> _Problem statement_
Restate the whole of the material. Keep every word, and drop the pictures.

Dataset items
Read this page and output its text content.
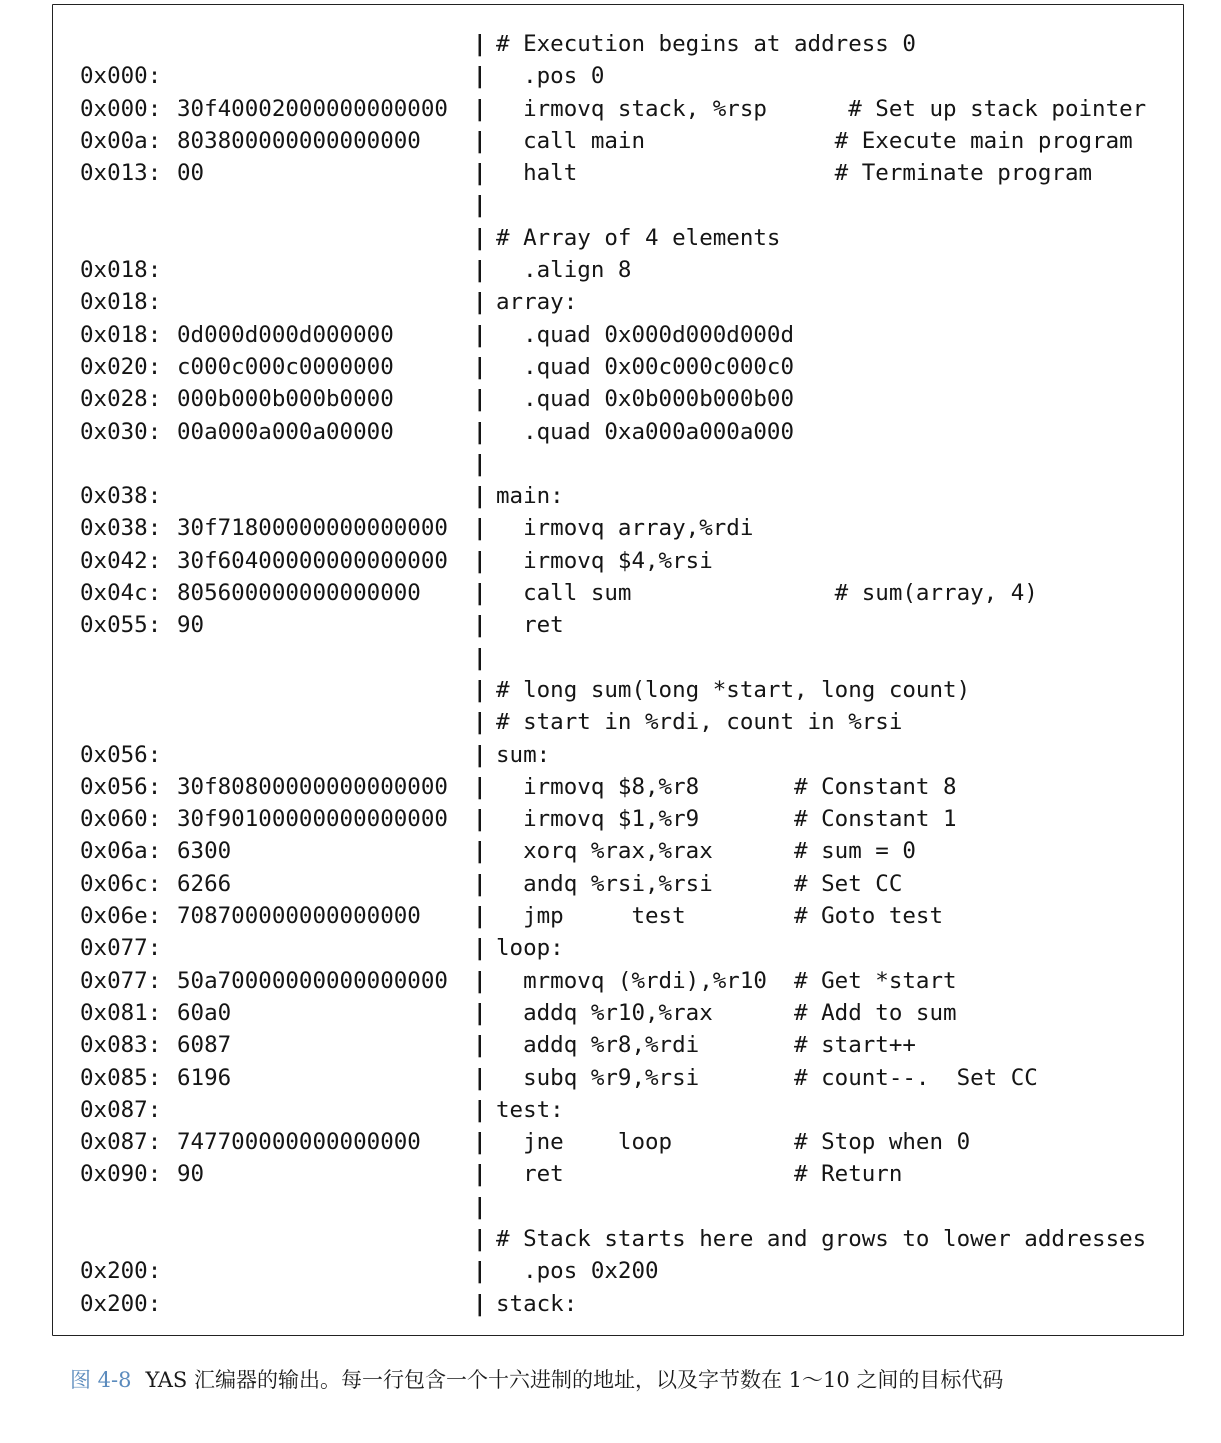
| # Execution begins at address 0
0x000:	| .pos 0
0x000: 30f40002000000000000 | irmovq stack, %rsp      # Set up stack pointer
0x00a: 803800000000000000 | call main              # Execute main program
0x013: 00	| halt                   # Terminate program
|
| # Array of 4 elements
0x018:	| .align 8
0x018:	| array:
0x018: 0d000d000d000000	| .quad 0x000d000d000d
0x020: c000c000c0000000	| .quad 0x00c000c000c0
0x028: 000b000b000b0000	| .quad 0x0b000b000b00
0x030: 00a000a000a00000	| .quad 0xa000a000a000
|
0x038:	| main:
0x038: 30f71800000000000000 | irmovq array,%rdi
0x042: 30f60400000000000000 | irmovq $4,%rsi
0x04c: 805600000000000000 | call sum               # sum(array, 4)
0x055: 90	| ret
|
| # long sum(long *start, long count)
| # start in %rdi, count in %rsi
0x056:	| sum:
0x056: 30f80800000000000000 | irmovq $8,%r8       # Constant 8
0x060: 30f90100000000000000 | irmovq $1,%r9       # Constant 1
0x06a: 6300	| xorq %rax,%rax      # sum = 0
0x06c: 6266	| andq %rsi,%rsi      # Set CC
0x06e: 708700000000000000 | jmp     test        # Goto test
0x077:	| loop:
0x077: 50a70000000000000000 | mrmovq (%rdi),%r10  # Get *start
0x081: 60a0	| addq %r10,%rax      # Add to sum
0x083: 6087	| addq %r8,%rdi       # start++
0x085: 6196	| subq %r9,%rsi       # count--.  Set CC
0x087:	| test:
0x087: 747700000000000000 | jne    loop         # Stop when 0
0x090: 90	| ret                 # Return
|
| # Stack starts here and grows to lower addresses
0x200:	| .pos 0x200
0x200:	| stack:
图 4-8 YAS 汇编器的输出。每一行包含一个十六进制的地址，以及字节数在 1～10 之间的目标代码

> _Solution for this problem_
Read this page and output its text content.
| # Execution begins at address 0
0x000:	| .pos 0
0x000: 30f40002000000000000 | irmovq stack, %rsp      # Set up stack pointer
0x00a: 803800000000000000 | call main              # Execute main program
0x013: 00	| halt                   # Terminate program
|
| # Array of 4 elements
0x018:	| .align 8
0x018:	| array:
0x018: 0d000d000d000000	| .quad 0x000d000d000d
0x020: c000c000c0000000	| .quad 0x00c000c000c0
0x028: 000b000b000b0000	| .quad 0x0b000b000b00
0x030: 00a000a000a00000	| .quad 0xa000a000a000
|
0x038:	| main:
0x038: 30f71800000000000000 | irmovq array,%rdi
0x042: 30f60400000000000000 | irmovq $4,%rsi
0x04c: 805600000000000000 | call sum               # sum(array, 4)
0x055: 90	| ret
|
| # long sum(long *start, long count)
| # start in %rdi, count in %rsi
0x056:	| sum:
0x056: 30f80800000000000000 | irmovq $8,%r8       # Constant 8
0x060: 30f90100000000000000 | irmovq $1,%r9       # Constant 1
0x06a: 6300	| xorq %rax,%rax      # sum = 0
0x06c: 6266	| andq %rsi,%rsi      # Set CC
0x06e: 708700000000000000 | jmp     test        # Goto test
0x077:	| loop:
0x077: 50a70000000000000000 | mrmovq (%rdi),%r10  # Get *start
0x081: 60a0	| addq %r10,%rax      # Add to sum
0x083: 6087	| addq %r8,%rdi       # start++
0x085: 6196	| subq %r9,%rsi       # count--.  Set CC
0x087:	| test:
0x087: 747700000000000000 | jne    loop         # Stop when 0
0x090: 90	| ret                 # Return
|
| # Stack starts here and grows to lower addresses
0x200:	| .pos 0x200
0x200:	| stack:
图 4-8 YAS 汇编器的输出。每一行包含一个十六进制的地址，以及字节数在 1～10 之间的目标代码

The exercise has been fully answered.